Challenge: Only a number is wanted: how many lines of the entries include the string "RearThigh"?

▼

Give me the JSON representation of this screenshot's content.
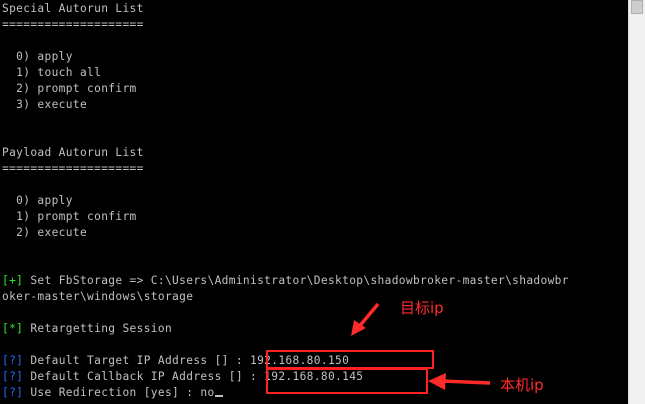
{
  "console": {
    "lines": [
      {
        "row": 0,
        "text": "Special Autorun List"
      },
      {
        "row": 1,
        "text": "===================="
      },
      {
        "row": 3,
        "text": "  0) apply"
      },
      {
        "row": 4,
        "text": "  1) touch all"
      },
      {
        "row": 5,
        "text": "  2) prompt confirm"
      },
      {
        "row": 6,
        "text": "  3) execute"
      },
      {
        "row": 9,
        "text": "Payload Autorun List"
      },
      {
        "row": 10,
        "text": "===================="
      },
      {
        "row": 12,
        "text": "  0) apply"
      },
      {
        "row": 13,
        "text": "  1) prompt confirm"
      },
      {
        "row": 14,
        "text": "  2) execute"
      },
      {
        "row": 17,
        "tag": "[+]",
        "tag_color": "green",
        "text": " Set FbStorage => C:\\Users\\Administrator\\Desktop\\shadowbroker-master\\shadowbr"
      },
      {
        "row": 18,
        "text": "oker-master\\windows\\storage"
      },
      {
        "row": 20,
        "tag": "[*]",
        "tag_color": "green",
        "text": " Retargetting Session"
      },
      {
        "row": 22,
        "tag": "[?]",
        "tag_color": "blue",
        "text": " Default Target IP Address [] : 192.168.80.150"
      },
      {
        "row": 23,
        "tag": "[?]",
        "tag_color": "blue",
        "text": " Default Callback IP Address [] : 192.168.80.145"
      },
      {
        "row": 24,
        "tag": "[?]",
        "tag_color": "blue",
        "text": " Use Redirection [yes] : no",
        "cursor": true
      }
    ]
  },
  "annotations": {
    "target_label": "目标ip",
    "local_label": "本机ip"
  },
  "colors": {
    "console_bg": "#000000",
    "console_text": "#c0c0c0",
    "tag_green": "#2ee82e",
    "tag_blue": "#1e6cff",
    "annotation_red": "#ff2a2a"
  }
}
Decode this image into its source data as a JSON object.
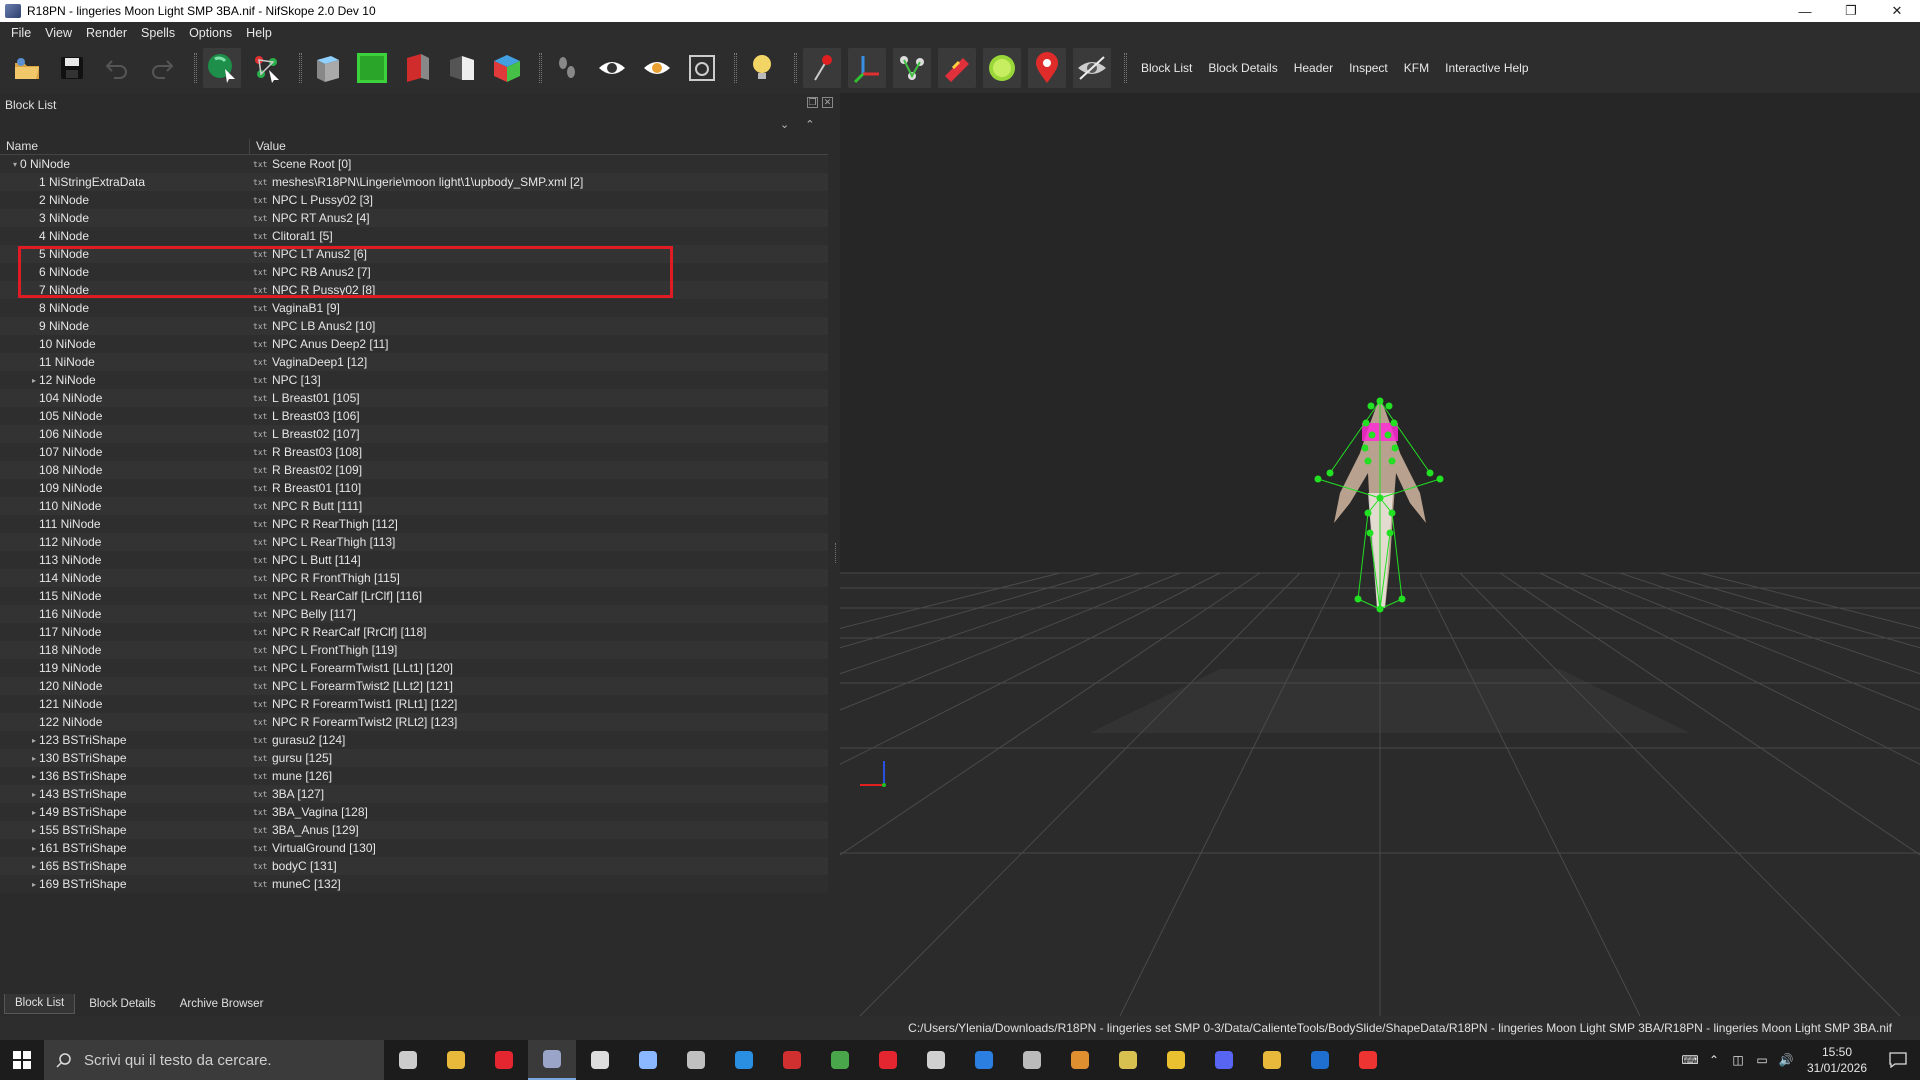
{
  "window": {
    "title": "R18PN - lingeries Moon Light SMP 3BA.nif - NifSkope 2.0 Dev 10",
    "minimize": "—",
    "maximize": "❐",
    "close": "✕"
  },
  "menu": [
    "File",
    "View",
    "Render",
    "Spells",
    "Options",
    "Help"
  ],
  "toolbar": {
    "icons": [
      "load-icon",
      "save-icon",
      "undo-icon",
      "redo-icon",
      "select-object-icon",
      "select-vertex-icon",
      "view-top-icon",
      "view-front-icon",
      "view-side-icon",
      "view-user-icon",
      "view-walk-icon",
      "footprint-icon",
      "show-eye-icon",
      "show-hidden-icon",
      "screenshot-icon",
      "lighting-bulb-icon",
      "show-markers-icon",
      "show-axes-icon",
      "show-nodes-icon",
      "show-constraints-icon",
      "show-havok-icon",
      "show-furniture-icon",
      "show-hidden-objects-icon"
    ],
    "tabs": [
      "Block List",
      "Block Details",
      "Header",
      "Inspect",
      "KFM",
      "Interactive Help"
    ]
  },
  "blocklist": {
    "title": "Block List",
    "columns": {
      "name": "Name",
      "value": "Value"
    },
    "rows": [
      {
        "name": "0 NiNode",
        "value": "Scene Root [0]",
        "expander": "▾",
        "indent": 0
      },
      {
        "name": "1 NiStringExtraData",
        "value": "meshes\\R18PN\\Lingerie\\moon light\\1\\upbody_SMP.xml [2]",
        "expander": "",
        "indent": 1
      },
      {
        "name": "2 NiNode",
        "value": "NPC L Pussy02 [3]",
        "expander": "",
        "indent": 1
      },
      {
        "name": "3 NiNode",
        "value": "NPC RT Anus2 [4]",
        "expander": "",
        "indent": 1
      },
      {
        "name": "4 NiNode",
        "value": "Clitoral1 [5]",
        "expander": "",
        "indent": 1
      },
      {
        "name": "5 NiNode",
        "value": "NPC LT Anus2 [6]",
        "expander": "",
        "indent": 1
      },
      {
        "name": "6 NiNode",
        "value": "NPC RB Anus2 [7]",
        "expander": "",
        "indent": 1
      },
      {
        "name": "7 NiNode",
        "value": "NPC R Pussy02 [8]",
        "expander": "",
        "indent": 1
      },
      {
        "name": "8 NiNode",
        "value": "VaginaB1 [9]",
        "expander": "",
        "indent": 1
      },
      {
        "name": "9 NiNode",
        "value": "NPC LB Anus2 [10]",
        "expander": "",
        "indent": 1
      },
      {
        "name": "10 NiNode",
        "value": "NPC Anus Deep2 [11]",
        "expander": "",
        "indent": 1
      },
      {
        "name": "11 NiNode",
        "value": "VaginaDeep1 [12]",
        "expander": "",
        "indent": 1
      },
      {
        "name": "12 NiNode",
        "value": "NPC [13]",
        "expander": "▸",
        "indent": 1
      },
      {
        "name": "104 NiNode",
        "value": "L Breast01 [105]",
        "expander": "",
        "indent": 1
      },
      {
        "name": "105 NiNode",
        "value": "L Breast03 [106]",
        "expander": "",
        "indent": 1
      },
      {
        "name": "106 NiNode",
        "value": "L Breast02 [107]",
        "expander": "",
        "indent": 1
      },
      {
        "name": "107 NiNode",
        "value": "R Breast03 [108]",
        "expander": "",
        "indent": 1
      },
      {
        "name": "108 NiNode",
        "value": "R Breast02 [109]",
        "expander": "",
        "indent": 1
      },
      {
        "name": "109 NiNode",
        "value": "R Breast01 [110]",
        "expander": "",
        "indent": 1
      },
      {
        "name": "110 NiNode",
        "value": "NPC R Butt [111]",
        "expander": "",
        "indent": 1
      },
      {
        "name": "111 NiNode",
        "value": "NPC R RearThigh [112]",
        "expander": "",
        "indent": 1
      },
      {
        "name": "112 NiNode",
        "value": "NPC L RearThigh [113]",
        "expander": "",
        "indent": 1
      },
      {
        "name": "113 NiNode",
        "value": "NPC L Butt [114]",
        "expander": "",
        "indent": 1
      },
      {
        "name": "114 NiNode",
        "value": "NPC R FrontThigh [115]",
        "expander": "",
        "indent": 1
      },
      {
        "name": "115 NiNode",
        "value": "NPC L RearCalf [LrClf] [116]",
        "expander": "",
        "indent": 1
      },
      {
        "name": "116 NiNode",
        "value": "NPC Belly [117]",
        "expander": "",
        "indent": 1
      },
      {
        "name": "117 NiNode",
        "value": "NPC R RearCalf [RrClf] [118]",
        "expander": "",
        "indent": 1
      },
      {
        "name": "118 NiNode",
        "value": "NPC L FrontThigh [119]",
        "expander": "",
        "indent": 1
      },
      {
        "name": "119 NiNode",
        "value": "NPC L ForearmTwist1 [LLt1] [120]",
        "expander": "",
        "indent": 1
      },
      {
        "name": "120 NiNode",
        "value": "NPC L ForearmTwist2 [LLt2] [121]",
        "expander": "",
        "indent": 1
      },
      {
        "name": "121 NiNode",
        "value": "NPC R ForearmTwist1 [RLt1] [122]",
        "expander": "",
        "indent": 1
      },
      {
        "name": "122 NiNode",
        "value": "NPC R ForearmTwist2 [RLt2] [123]",
        "expander": "",
        "indent": 1
      },
      {
        "name": "123 BSTriShape",
        "value": "gurasu2 [124]",
        "expander": "▸",
        "indent": 1
      },
      {
        "name": "130 BSTriShape",
        "value": "gursu [125]",
        "expander": "▸",
        "indent": 1
      },
      {
        "name": "136 BSTriShape",
        "value": "mune [126]",
        "expander": "▸",
        "indent": 1
      },
      {
        "name": "143 BSTriShape",
        "value": "3BA [127]",
        "expander": "▸",
        "indent": 1
      },
      {
        "name": "149 BSTriShape",
        "value": "3BA_Vagina [128]",
        "expander": "▸",
        "indent": 1
      },
      {
        "name": "155 BSTriShape",
        "value": "3BA_Anus [129]",
        "expander": "▸",
        "indent": 1
      },
      {
        "name": "161 BSTriShape",
        "value": "VirtualGround [130]",
        "expander": "▸",
        "indent": 1
      },
      {
        "name": "165 BSTriShape",
        "value": "bodyC [131]",
        "expander": "▸",
        "indent": 1
      },
      {
        "name": "169 BSTriShape",
        "value": "muneC [132]",
        "expander": "▸",
        "indent": 1
      }
    ],
    "bottom_tabs": [
      "Block List",
      "Block Details",
      "Archive Browser"
    ]
  },
  "statusbar": {
    "path": "C:/Users/Ylenia/Downloads/R18PN - lingeries set SMP 0-3/Data/CalienteTools/BodySlide/ShapeData/R18PN - lingeries Moon Light SMP 3BA/R18PN - lingeries Moon Light SMP 3BA.nif"
  },
  "taskbar": {
    "search_placeholder": "Scrivi qui il testo da cercare.",
    "apps": [
      "task-view-icon",
      "file-explorer-icon",
      "opera-icon",
      "nifskope-icon",
      "terminal-icon",
      "pen-tool-icon",
      "globe-app-icon",
      "store-icon",
      "gear-app-icon",
      "notepad-icon",
      "app-f-icon",
      "arrow-app-icon",
      "window-app-icon",
      "keyboard-app-icon",
      "game-app-icon",
      "folder-app-icon",
      "chrome-icon",
      "discord-icon",
      "sticky-app-icon",
      "blue-app-icon",
      "red-app-icon"
    ],
    "time": "15:50",
    "date": "31/01/2026"
  },
  "colors": {
    "highlight": "#e01b24",
    "bone_green": "#22e022",
    "magenta": "#ff2bd6"
  }
}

▲

Worked answer: 2